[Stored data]
___

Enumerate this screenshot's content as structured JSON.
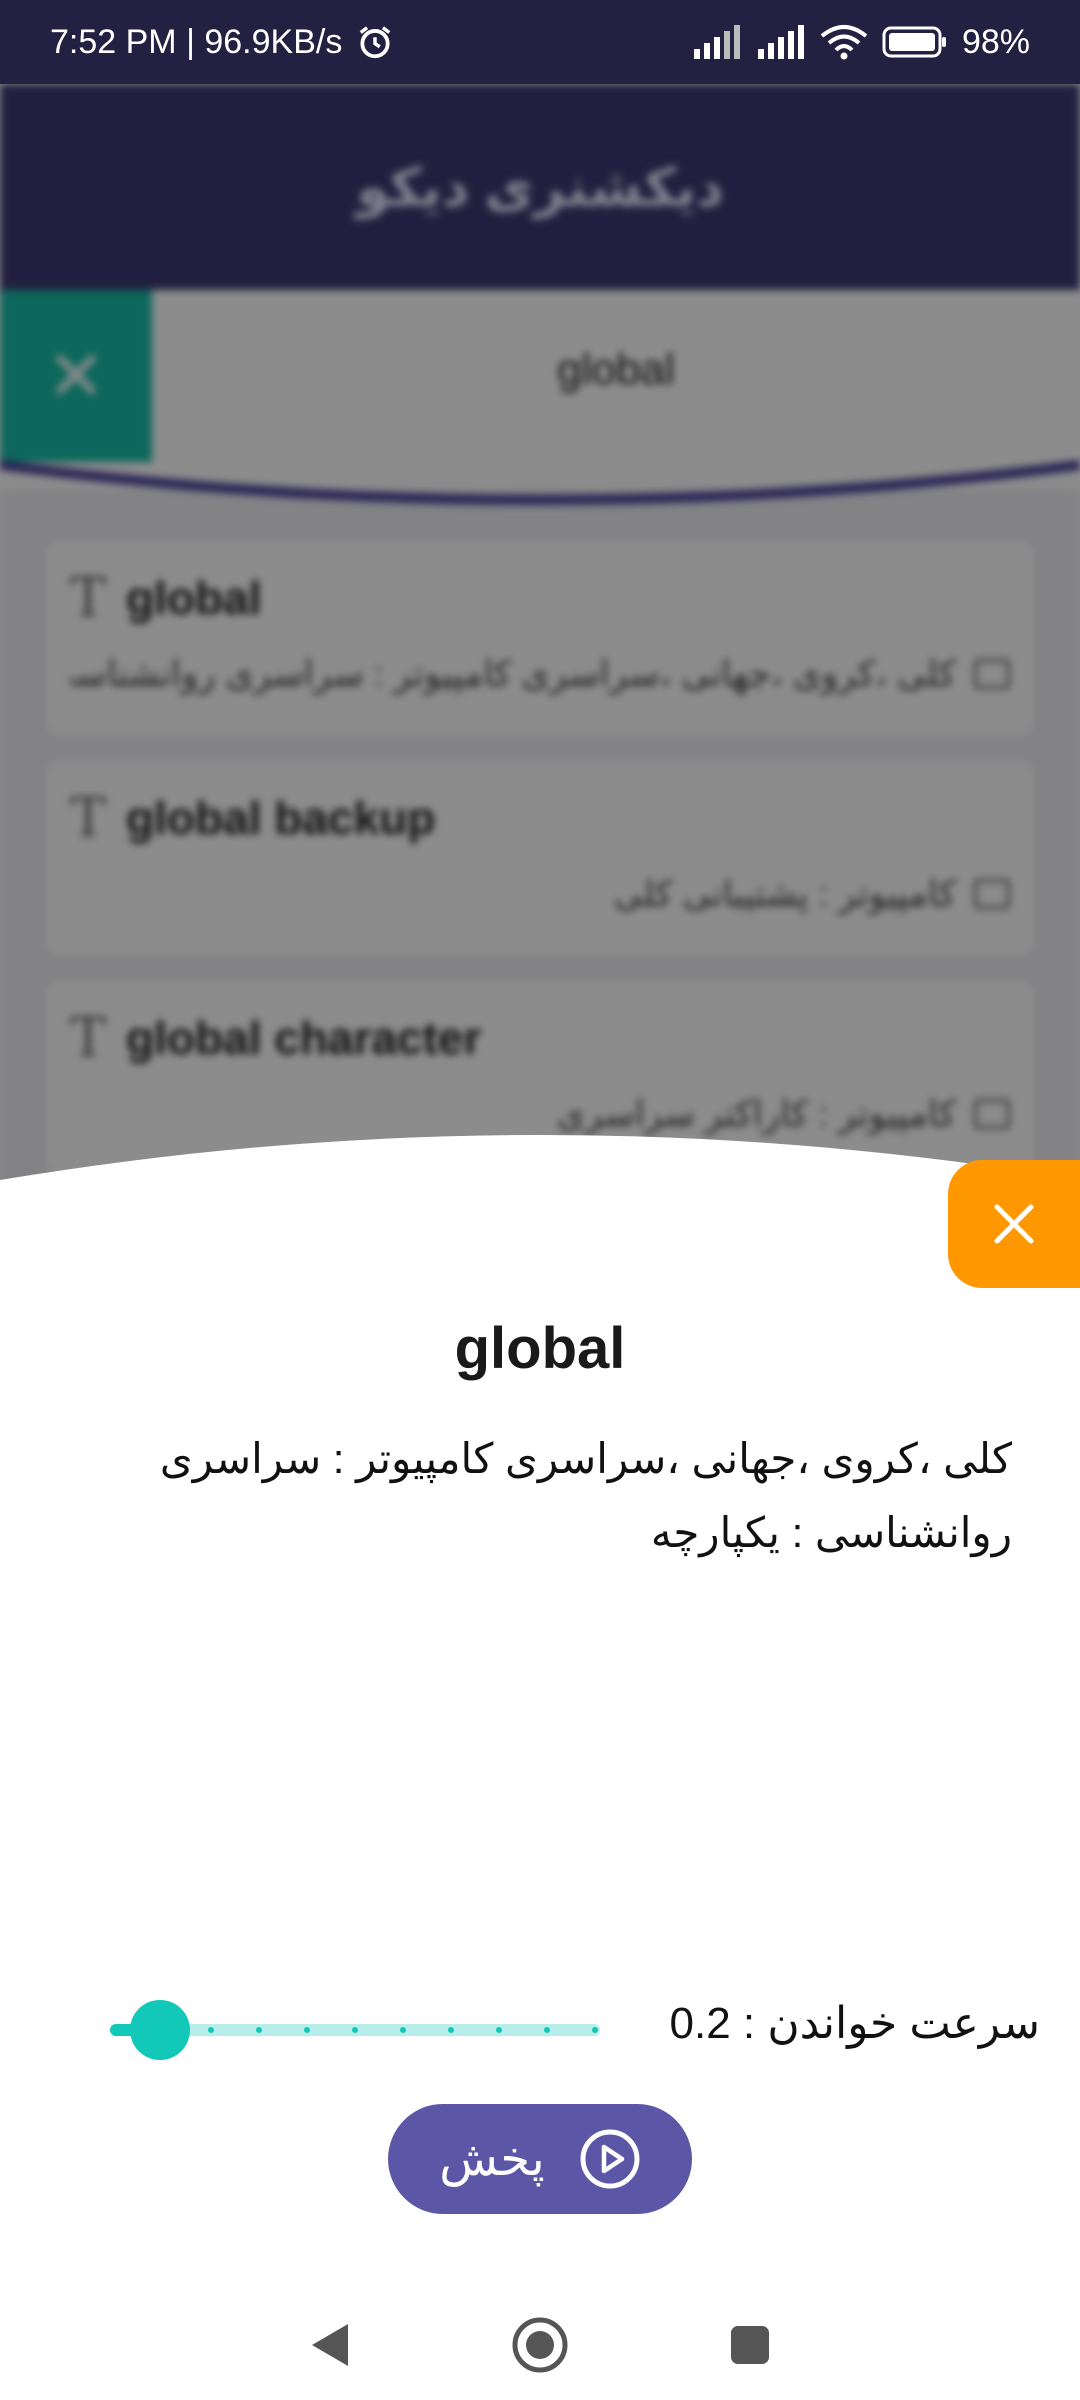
{
  "status_bar": {
    "time_speed": "7:52 PM | 96.9KB/s",
    "battery": "98%"
  },
  "app": {
    "title": "دیکشنری دیکو"
  },
  "search": {
    "query": "global"
  },
  "results": [
    {
      "word": "global",
      "meaning": "کلی ،کروی ،جهانی ،سراسری کامپیوتر : سراسری روانشناسی : یکپارچه"
    },
    {
      "word": "global backup",
      "meaning": "کامپیوتر : پشتیبانی کلی"
    },
    {
      "word": "global character",
      "meaning": "کامپیوتر : کاراکتر سراسری"
    }
  ],
  "detail": {
    "word": "global",
    "meaning": "کلی ،کروی ،جهانی ،سراسری کامپیوتر : سراسری روانشناسی : یکپارچه",
    "speed_label": "سرعت خواندن : 0.2",
    "speed_value": 0.2,
    "play_label": "پخش"
  },
  "colors": {
    "primary": "#3d3a73",
    "accent_teal": "#12c8b8",
    "close_orange": "#ff9800",
    "play_button": "#5b56a6"
  },
  "icons": {
    "alarm": "alarm-icon",
    "signal": "signal-icon",
    "wifi": "wifi-icon",
    "battery": "battery-icon",
    "close": "close-icon",
    "play": "play-circle-icon",
    "back": "back-icon",
    "home": "home-icon",
    "recents": "recents-icon"
  }
}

___

TASK STATEMENT :: For the string "کروی", count the lines of the entries above that include it; answer with the number only.

RESULT BELOW :: 2